··· Data provided

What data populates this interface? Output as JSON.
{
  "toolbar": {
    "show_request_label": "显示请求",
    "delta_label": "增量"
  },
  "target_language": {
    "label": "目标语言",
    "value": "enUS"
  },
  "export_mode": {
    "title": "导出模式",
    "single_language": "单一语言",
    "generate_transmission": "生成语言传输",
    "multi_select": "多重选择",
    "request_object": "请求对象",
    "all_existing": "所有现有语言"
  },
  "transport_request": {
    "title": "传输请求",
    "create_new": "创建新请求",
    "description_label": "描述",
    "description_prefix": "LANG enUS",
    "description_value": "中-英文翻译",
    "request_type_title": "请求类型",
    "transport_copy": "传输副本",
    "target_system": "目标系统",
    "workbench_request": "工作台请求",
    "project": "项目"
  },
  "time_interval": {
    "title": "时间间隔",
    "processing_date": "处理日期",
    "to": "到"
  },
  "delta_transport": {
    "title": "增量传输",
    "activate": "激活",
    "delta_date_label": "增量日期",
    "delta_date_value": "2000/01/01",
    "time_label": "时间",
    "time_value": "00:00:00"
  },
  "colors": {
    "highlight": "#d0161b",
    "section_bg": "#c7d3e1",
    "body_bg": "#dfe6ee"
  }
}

······

* [To be done]
Reproduce the records above exactly as they appear.

* [Response to this exercise]
What data populates this interface? Output as JSON.
{
  "toolbar": {
    "show_request_label": "显示请求",
    "delta_label": "增量"
  },
  "target_language": {
    "label": "目标语言",
    "value": "enUS"
  },
  "export_mode": {
    "title": "导出模式",
    "single_language": "单一语言",
    "generate_transmission": "生成语言传输",
    "multi_select": "多重选择",
    "request_object": "请求对象",
    "all_existing": "所有现有语言"
  },
  "transport_request": {
    "title": "传输请求",
    "create_new": "创建新请求",
    "description_label": "描述",
    "description_prefix": "LANG enUS",
    "description_value": "中-英文翻译",
    "request_type_title": "请求类型",
    "transport_copy": "传输副本",
    "target_system": "目标系统",
    "workbench_request": "工作台请求",
    "project": "项目"
  },
  "time_interval": {
    "title": "时间间隔",
    "processing_date": "处理日期",
    "to": "到"
  },
  "delta_transport": {
    "title": "增量传输",
    "activate": "激活",
    "delta_date_label": "增量日期",
    "delta_date_value": "2000/01/01",
    "time_label": "时间",
    "time_value": "00:00:00"
  },
  "colors": {
    "highlight": "#d0161b",
    "section_bg": "#c7d3e1",
    "body_bg": "#dfe6ee"
  }
}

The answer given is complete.